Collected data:

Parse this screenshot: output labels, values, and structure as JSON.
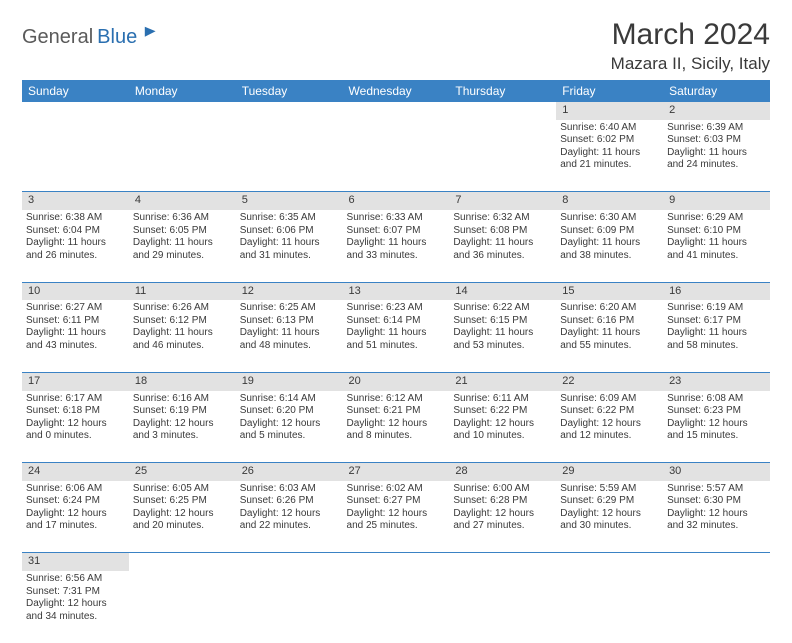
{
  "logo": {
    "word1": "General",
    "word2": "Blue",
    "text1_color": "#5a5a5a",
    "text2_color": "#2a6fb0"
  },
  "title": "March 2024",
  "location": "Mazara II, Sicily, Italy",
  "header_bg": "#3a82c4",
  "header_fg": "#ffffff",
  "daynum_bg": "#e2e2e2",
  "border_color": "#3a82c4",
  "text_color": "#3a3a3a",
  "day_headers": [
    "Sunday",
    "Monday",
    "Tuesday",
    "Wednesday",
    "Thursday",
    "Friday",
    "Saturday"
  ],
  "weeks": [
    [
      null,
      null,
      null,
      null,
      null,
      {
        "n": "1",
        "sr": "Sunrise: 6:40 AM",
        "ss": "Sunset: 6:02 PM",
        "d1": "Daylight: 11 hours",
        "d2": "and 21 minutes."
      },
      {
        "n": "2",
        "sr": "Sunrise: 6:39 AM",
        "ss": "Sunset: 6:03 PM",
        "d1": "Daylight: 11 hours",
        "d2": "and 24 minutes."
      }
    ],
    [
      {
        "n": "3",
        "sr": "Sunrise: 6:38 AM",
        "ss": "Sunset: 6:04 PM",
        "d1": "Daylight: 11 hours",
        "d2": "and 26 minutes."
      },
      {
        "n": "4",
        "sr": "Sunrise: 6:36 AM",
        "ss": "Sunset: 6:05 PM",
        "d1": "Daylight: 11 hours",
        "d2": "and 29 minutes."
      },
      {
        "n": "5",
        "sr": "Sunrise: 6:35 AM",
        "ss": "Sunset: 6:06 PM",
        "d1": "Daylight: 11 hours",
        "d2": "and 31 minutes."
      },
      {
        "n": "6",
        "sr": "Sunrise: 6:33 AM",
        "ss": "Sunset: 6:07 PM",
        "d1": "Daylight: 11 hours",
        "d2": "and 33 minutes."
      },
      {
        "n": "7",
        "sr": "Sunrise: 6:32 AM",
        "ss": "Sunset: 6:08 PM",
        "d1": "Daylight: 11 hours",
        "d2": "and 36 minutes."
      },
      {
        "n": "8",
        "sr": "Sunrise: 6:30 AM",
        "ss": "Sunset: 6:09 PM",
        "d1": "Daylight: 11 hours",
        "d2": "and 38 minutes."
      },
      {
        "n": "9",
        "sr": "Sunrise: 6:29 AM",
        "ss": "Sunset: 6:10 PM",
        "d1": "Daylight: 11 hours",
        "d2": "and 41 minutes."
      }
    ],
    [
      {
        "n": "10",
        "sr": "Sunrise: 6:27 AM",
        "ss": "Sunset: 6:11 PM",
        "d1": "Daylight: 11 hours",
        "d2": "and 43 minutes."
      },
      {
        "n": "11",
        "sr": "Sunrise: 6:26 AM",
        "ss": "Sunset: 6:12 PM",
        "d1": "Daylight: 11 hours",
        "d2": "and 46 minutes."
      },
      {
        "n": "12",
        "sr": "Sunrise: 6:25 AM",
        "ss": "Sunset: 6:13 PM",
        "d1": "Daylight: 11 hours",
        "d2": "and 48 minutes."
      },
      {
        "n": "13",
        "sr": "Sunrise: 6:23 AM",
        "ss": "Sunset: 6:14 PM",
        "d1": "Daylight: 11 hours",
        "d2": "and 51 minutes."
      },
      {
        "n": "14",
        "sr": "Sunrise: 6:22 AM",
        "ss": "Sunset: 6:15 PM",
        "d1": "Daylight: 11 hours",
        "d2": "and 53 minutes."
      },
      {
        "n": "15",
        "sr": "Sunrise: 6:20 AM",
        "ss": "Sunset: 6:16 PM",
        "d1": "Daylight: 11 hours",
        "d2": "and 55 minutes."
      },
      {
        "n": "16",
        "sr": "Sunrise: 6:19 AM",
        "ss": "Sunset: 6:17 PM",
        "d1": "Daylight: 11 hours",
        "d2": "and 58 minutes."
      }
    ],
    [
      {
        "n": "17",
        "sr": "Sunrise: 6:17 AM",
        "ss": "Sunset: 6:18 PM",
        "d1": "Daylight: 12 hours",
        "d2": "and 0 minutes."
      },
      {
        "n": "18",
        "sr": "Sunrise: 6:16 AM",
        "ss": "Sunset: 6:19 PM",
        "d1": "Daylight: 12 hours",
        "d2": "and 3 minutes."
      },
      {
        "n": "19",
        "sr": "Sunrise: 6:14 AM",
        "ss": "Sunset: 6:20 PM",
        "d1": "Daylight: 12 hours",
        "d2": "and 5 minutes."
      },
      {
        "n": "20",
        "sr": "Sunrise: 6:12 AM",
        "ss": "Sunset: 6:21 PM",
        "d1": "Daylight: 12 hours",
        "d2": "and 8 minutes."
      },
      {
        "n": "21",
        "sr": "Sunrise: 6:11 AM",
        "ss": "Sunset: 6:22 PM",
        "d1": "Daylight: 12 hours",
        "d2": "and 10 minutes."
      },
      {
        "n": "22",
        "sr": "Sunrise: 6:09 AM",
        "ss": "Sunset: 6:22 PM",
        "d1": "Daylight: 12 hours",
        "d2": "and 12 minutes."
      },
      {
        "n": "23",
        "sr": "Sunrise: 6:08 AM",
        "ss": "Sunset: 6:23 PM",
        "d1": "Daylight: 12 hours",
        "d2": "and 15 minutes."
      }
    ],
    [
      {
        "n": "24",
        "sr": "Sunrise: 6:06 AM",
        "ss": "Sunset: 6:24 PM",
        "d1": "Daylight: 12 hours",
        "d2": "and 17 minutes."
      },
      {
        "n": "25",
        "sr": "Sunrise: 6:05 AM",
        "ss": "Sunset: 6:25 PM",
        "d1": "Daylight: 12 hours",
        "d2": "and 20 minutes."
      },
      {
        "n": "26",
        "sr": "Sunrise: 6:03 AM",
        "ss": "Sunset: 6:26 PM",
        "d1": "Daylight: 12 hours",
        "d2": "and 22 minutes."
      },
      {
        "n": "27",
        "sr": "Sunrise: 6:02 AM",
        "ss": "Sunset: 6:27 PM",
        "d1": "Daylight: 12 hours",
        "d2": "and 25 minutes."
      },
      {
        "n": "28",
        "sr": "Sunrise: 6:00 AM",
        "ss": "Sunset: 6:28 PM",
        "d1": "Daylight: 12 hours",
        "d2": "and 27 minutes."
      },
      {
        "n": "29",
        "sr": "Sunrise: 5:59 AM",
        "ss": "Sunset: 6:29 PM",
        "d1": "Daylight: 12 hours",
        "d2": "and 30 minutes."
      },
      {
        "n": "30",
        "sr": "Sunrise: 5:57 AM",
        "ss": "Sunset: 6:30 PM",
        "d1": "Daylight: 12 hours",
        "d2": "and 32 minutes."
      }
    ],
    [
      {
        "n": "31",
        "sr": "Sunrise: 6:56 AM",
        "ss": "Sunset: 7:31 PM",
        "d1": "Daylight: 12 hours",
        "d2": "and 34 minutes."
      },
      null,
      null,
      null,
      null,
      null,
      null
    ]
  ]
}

__GOAL OF THE EXERCISE__: Return to the listing above and set it down exactly, leaving out its pictures.

__THE REPLY__:
Parse this screenshot: output labels, values, and structure as JSON.
{
  "logo": {
    "word1": "General",
    "word2": "Blue",
    "text1_color": "#5a5a5a",
    "text2_color": "#2a6fb0"
  },
  "title": "March 2024",
  "location": "Mazara II, Sicily, Italy",
  "header_bg": "#3a82c4",
  "header_fg": "#ffffff",
  "daynum_bg": "#e2e2e2",
  "border_color": "#3a82c4",
  "text_color": "#3a3a3a",
  "day_headers": [
    "Sunday",
    "Monday",
    "Tuesday",
    "Wednesday",
    "Thursday",
    "Friday",
    "Saturday"
  ],
  "weeks": [
    [
      null,
      null,
      null,
      null,
      null,
      {
        "n": "1",
        "sr": "Sunrise: 6:40 AM",
        "ss": "Sunset: 6:02 PM",
        "d1": "Daylight: 11 hours",
        "d2": "and 21 minutes."
      },
      {
        "n": "2",
        "sr": "Sunrise: 6:39 AM",
        "ss": "Sunset: 6:03 PM",
        "d1": "Daylight: 11 hours",
        "d2": "and 24 minutes."
      }
    ],
    [
      {
        "n": "3",
        "sr": "Sunrise: 6:38 AM",
        "ss": "Sunset: 6:04 PM",
        "d1": "Daylight: 11 hours",
        "d2": "and 26 minutes."
      },
      {
        "n": "4",
        "sr": "Sunrise: 6:36 AM",
        "ss": "Sunset: 6:05 PM",
        "d1": "Daylight: 11 hours",
        "d2": "and 29 minutes."
      },
      {
        "n": "5",
        "sr": "Sunrise: 6:35 AM",
        "ss": "Sunset: 6:06 PM",
        "d1": "Daylight: 11 hours",
        "d2": "and 31 minutes."
      },
      {
        "n": "6",
        "sr": "Sunrise: 6:33 AM",
        "ss": "Sunset: 6:07 PM",
        "d1": "Daylight: 11 hours",
        "d2": "and 33 minutes."
      },
      {
        "n": "7",
        "sr": "Sunrise: 6:32 AM",
        "ss": "Sunset: 6:08 PM",
        "d1": "Daylight: 11 hours",
        "d2": "and 36 minutes."
      },
      {
        "n": "8",
        "sr": "Sunrise: 6:30 AM",
        "ss": "Sunset: 6:09 PM",
        "d1": "Daylight: 11 hours",
        "d2": "and 38 minutes."
      },
      {
        "n": "9",
        "sr": "Sunrise: 6:29 AM",
        "ss": "Sunset: 6:10 PM",
        "d1": "Daylight: 11 hours",
        "d2": "and 41 minutes."
      }
    ],
    [
      {
        "n": "10",
        "sr": "Sunrise: 6:27 AM",
        "ss": "Sunset: 6:11 PM",
        "d1": "Daylight: 11 hours",
        "d2": "and 43 minutes."
      },
      {
        "n": "11",
        "sr": "Sunrise: 6:26 AM",
        "ss": "Sunset: 6:12 PM",
        "d1": "Daylight: 11 hours",
        "d2": "and 46 minutes."
      },
      {
        "n": "12",
        "sr": "Sunrise: 6:25 AM",
        "ss": "Sunset: 6:13 PM",
        "d1": "Daylight: 11 hours",
        "d2": "and 48 minutes."
      },
      {
        "n": "13",
        "sr": "Sunrise: 6:23 AM",
        "ss": "Sunset: 6:14 PM",
        "d1": "Daylight: 11 hours",
        "d2": "and 51 minutes."
      },
      {
        "n": "14",
        "sr": "Sunrise: 6:22 AM",
        "ss": "Sunset: 6:15 PM",
        "d1": "Daylight: 11 hours",
        "d2": "and 53 minutes."
      },
      {
        "n": "15",
        "sr": "Sunrise: 6:20 AM",
        "ss": "Sunset: 6:16 PM",
        "d1": "Daylight: 11 hours",
        "d2": "and 55 minutes."
      },
      {
        "n": "16",
        "sr": "Sunrise: 6:19 AM",
        "ss": "Sunset: 6:17 PM",
        "d1": "Daylight: 11 hours",
        "d2": "and 58 minutes."
      }
    ],
    [
      {
        "n": "17",
        "sr": "Sunrise: 6:17 AM",
        "ss": "Sunset: 6:18 PM",
        "d1": "Daylight: 12 hours",
        "d2": "and 0 minutes."
      },
      {
        "n": "18",
        "sr": "Sunrise: 6:16 AM",
        "ss": "Sunset: 6:19 PM",
        "d1": "Daylight: 12 hours",
        "d2": "and 3 minutes."
      },
      {
        "n": "19",
        "sr": "Sunrise: 6:14 AM",
        "ss": "Sunset: 6:20 PM",
        "d1": "Daylight: 12 hours",
        "d2": "and 5 minutes."
      },
      {
        "n": "20",
        "sr": "Sunrise: 6:12 AM",
        "ss": "Sunset: 6:21 PM",
        "d1": "Daylight: 12 hours",
        "d2": "and 8 minutes."
      },
      {
        "n": "21",
        "sr": "Sunrise: 6:11 AM",
        "ss": "Sunset: 6:22 PM",
        "d1": "Daylight: 12 hours",
        "d2": "and 10 minutes."
      },
      {
        "n": "22",
        "sr": "Sunrise: 6:09 AM",
        "ss": "Sunset: 6:22 PM",
        "d1": "Daylight: 12 hours",
        "d2": "and 12 minutes."
      },
      {
        "n": "23",
        "sr": "Sunrise: 6:08 AM",
        "ss": "Sunset: 6:23 PM",
        "d1": "Daylight: 12 hours",
        "d2": "and 15 minutes."
      }
    ],
    [
      {
        "n": "24",
        "sr": "Sunrise: 6:06 AM",
        "ss": "Sunset: 6:24 PM",
        "d1": "Daylight: 12 hours",
        "d2": "and 17 minutes."
      },
      {
        "n": "25",
        "sr": "Sunrise: 6:05 AM",
        "ss": "Sunset: 6:25 PM",
        "d1": "Daylight: 12 hours",
        "d2": "and 20 minutes."
      },
      {
        "n": "26",
        "sr": "Sunrise: 6:03 AM",
        "ss": "Sunset: 6:26 PM",
        "d1": "Daylight: 12 hours",
        "d2": "and 22 minutes."
      },
      {
        "n": "27",
        "sr": "Sunrise: 6:02 AM",
        "ss": "Sunset: 6:27 PM",
        "d1": "Daylight: 12 hours",
        "d2": "and 25 minutes."
      },
      {
        "n": "28",
        "sr": "Sunrise: 6:00 AM",
        "ss": "Sunset: 6:28 PM",
        "d1": "Daylight: 12 hours",
        "d2": "and 27 minutes."
      },
      {
        "n": "29",
        "sr": "Sunrise: 5:59 AM",
        "ss": "Sunset: 6:29 PM",
        "d1": "Daylight: 12 hours",
        "d2": "and 30 minutes."
      },
      {
        "n": "30",
        "sr": "Sunrise: 5:57 AM",
        "ss": "Sunset: 6:30 PM",
        "d1": "Daylight: 12 hours",
        "d2": "and 32 minutes."
      }
    ],
    [
      {
        "n": "31",
        "sr": "Sunrise: 6:56 AM",
        "ss": "Sunset: 7:31 PM",
        "d1": "Daylight: 12 hours",
        "d2": "and 34 minutes."
      },
      null,
      null,
      null,
      null,
      null,
      null
    ]
  ]
}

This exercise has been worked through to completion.